>> Begin

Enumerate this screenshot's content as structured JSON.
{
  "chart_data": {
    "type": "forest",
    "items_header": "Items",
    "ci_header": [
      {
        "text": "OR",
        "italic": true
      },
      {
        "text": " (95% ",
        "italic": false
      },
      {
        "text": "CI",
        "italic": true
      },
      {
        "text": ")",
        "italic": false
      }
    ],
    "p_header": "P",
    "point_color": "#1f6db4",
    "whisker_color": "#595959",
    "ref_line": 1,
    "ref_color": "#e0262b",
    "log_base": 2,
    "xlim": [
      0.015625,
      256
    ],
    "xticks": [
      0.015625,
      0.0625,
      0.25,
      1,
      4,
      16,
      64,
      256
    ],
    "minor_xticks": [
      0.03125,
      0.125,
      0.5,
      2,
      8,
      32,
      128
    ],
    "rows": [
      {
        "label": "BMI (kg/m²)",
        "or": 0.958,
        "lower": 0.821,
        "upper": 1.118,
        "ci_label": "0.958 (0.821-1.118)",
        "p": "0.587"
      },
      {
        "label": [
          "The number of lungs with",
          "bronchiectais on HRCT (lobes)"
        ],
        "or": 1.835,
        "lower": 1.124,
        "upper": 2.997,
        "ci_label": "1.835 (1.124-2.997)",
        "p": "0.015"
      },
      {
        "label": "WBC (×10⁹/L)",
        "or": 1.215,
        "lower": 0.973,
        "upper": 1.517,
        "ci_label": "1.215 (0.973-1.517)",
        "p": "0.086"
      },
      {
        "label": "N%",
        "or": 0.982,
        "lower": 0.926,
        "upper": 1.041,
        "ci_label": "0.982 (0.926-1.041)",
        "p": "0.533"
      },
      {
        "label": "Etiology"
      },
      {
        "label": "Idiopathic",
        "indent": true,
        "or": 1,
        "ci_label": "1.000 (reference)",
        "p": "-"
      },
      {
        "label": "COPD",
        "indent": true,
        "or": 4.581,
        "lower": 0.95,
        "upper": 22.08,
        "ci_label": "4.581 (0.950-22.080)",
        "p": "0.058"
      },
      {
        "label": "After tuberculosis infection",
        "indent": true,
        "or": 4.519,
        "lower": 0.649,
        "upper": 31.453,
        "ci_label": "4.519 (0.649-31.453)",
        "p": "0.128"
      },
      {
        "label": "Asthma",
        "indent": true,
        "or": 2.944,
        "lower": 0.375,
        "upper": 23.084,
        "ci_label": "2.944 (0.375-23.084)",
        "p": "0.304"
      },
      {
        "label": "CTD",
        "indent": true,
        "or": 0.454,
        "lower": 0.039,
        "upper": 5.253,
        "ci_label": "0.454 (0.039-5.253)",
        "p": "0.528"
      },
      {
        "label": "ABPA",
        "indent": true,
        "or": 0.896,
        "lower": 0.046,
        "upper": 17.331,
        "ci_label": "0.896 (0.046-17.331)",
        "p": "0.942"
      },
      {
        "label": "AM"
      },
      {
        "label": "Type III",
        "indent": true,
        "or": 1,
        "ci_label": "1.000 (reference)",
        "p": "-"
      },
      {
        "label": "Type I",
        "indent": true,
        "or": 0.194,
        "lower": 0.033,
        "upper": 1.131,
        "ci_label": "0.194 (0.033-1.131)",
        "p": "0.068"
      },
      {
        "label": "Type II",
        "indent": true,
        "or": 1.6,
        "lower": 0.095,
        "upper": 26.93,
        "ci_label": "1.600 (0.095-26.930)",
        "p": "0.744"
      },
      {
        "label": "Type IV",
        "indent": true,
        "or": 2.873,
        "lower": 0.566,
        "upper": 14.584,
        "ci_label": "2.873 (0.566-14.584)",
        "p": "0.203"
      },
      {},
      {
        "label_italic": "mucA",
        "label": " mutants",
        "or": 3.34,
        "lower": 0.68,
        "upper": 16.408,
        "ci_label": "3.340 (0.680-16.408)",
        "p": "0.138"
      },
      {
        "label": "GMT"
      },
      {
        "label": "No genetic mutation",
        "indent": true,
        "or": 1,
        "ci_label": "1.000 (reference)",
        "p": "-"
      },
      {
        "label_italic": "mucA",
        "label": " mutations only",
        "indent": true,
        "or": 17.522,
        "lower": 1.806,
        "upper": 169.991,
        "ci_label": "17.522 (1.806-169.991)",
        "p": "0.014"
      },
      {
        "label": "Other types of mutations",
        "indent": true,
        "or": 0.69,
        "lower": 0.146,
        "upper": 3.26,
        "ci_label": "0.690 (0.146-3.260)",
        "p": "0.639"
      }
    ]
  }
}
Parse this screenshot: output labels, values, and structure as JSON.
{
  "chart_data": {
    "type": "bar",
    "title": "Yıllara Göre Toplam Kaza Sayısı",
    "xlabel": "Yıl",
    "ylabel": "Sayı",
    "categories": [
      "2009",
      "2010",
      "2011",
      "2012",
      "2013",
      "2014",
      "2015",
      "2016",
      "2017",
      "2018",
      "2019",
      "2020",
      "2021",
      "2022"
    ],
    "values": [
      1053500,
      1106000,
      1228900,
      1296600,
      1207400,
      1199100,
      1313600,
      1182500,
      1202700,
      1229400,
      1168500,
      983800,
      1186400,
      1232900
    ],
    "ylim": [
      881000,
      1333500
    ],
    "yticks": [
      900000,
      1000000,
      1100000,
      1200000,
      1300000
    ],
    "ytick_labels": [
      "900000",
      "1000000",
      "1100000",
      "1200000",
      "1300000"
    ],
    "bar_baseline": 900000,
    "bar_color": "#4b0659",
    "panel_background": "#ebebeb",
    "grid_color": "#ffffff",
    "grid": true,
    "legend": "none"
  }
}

>> End

> _Short problem_: From the entries above, copy every line that holds the word "mutations".

> _Answer to this task_:
        "label": " mutations only",
        "label": "Other types of mutations",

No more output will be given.